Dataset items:

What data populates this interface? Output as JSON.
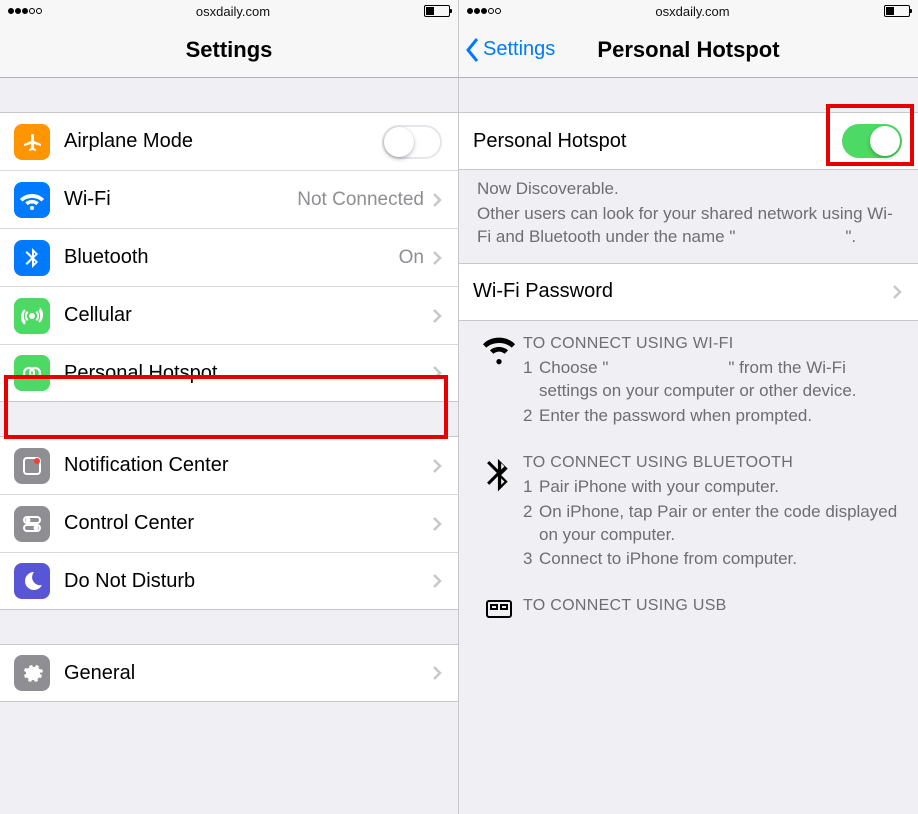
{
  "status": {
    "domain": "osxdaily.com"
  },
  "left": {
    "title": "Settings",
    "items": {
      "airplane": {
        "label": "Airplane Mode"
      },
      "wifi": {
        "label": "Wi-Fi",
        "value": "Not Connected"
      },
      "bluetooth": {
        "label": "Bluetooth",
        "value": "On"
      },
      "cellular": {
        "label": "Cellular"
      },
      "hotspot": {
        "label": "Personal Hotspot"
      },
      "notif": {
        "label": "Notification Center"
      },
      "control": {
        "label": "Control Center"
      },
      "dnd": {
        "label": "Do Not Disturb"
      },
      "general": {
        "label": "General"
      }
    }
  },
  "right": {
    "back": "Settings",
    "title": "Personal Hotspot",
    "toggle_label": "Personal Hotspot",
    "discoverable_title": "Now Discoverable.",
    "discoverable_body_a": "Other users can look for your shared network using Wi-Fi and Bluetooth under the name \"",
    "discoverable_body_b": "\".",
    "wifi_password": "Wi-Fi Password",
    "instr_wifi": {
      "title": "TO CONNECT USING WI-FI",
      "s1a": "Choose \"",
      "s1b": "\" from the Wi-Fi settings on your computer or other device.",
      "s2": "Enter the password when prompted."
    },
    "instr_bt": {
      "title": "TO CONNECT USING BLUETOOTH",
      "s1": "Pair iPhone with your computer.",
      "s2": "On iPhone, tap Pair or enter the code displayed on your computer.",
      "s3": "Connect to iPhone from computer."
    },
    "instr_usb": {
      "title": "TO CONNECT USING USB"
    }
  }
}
==
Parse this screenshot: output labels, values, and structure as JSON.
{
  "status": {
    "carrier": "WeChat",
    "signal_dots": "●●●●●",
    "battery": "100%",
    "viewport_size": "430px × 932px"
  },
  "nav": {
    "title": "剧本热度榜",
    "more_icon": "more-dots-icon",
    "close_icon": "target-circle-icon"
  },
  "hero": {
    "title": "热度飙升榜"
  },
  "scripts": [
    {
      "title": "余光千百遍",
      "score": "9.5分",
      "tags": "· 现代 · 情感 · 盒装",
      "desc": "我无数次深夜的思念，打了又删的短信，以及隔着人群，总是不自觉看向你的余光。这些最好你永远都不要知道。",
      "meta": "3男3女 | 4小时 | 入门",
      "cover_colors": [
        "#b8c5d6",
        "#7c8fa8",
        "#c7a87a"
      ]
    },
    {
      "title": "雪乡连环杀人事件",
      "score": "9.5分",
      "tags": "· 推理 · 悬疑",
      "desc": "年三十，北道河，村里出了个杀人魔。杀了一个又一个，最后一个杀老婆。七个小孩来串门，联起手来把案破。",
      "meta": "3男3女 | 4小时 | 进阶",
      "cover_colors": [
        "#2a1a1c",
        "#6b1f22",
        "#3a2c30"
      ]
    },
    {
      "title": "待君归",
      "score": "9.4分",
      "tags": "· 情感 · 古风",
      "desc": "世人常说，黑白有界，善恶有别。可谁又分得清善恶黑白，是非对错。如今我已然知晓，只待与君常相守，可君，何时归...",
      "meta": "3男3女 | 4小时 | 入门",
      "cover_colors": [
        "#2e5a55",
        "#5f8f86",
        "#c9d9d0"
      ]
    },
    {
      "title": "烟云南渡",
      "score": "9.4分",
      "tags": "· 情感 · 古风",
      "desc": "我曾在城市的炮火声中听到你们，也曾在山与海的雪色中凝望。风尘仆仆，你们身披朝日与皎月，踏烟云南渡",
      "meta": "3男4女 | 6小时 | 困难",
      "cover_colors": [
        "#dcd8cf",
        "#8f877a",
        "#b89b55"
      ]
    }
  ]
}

_Exercise objective_
Scan the listing above and copy all lines containing the word "iPhone".

_Answer for the task_
      "s1": "Pair iPhone with your computer.",
      "s2": "On iPhone, tap Pair or enter the code displayed on your computer.",
      "s3": "Connect to iPhone from computer."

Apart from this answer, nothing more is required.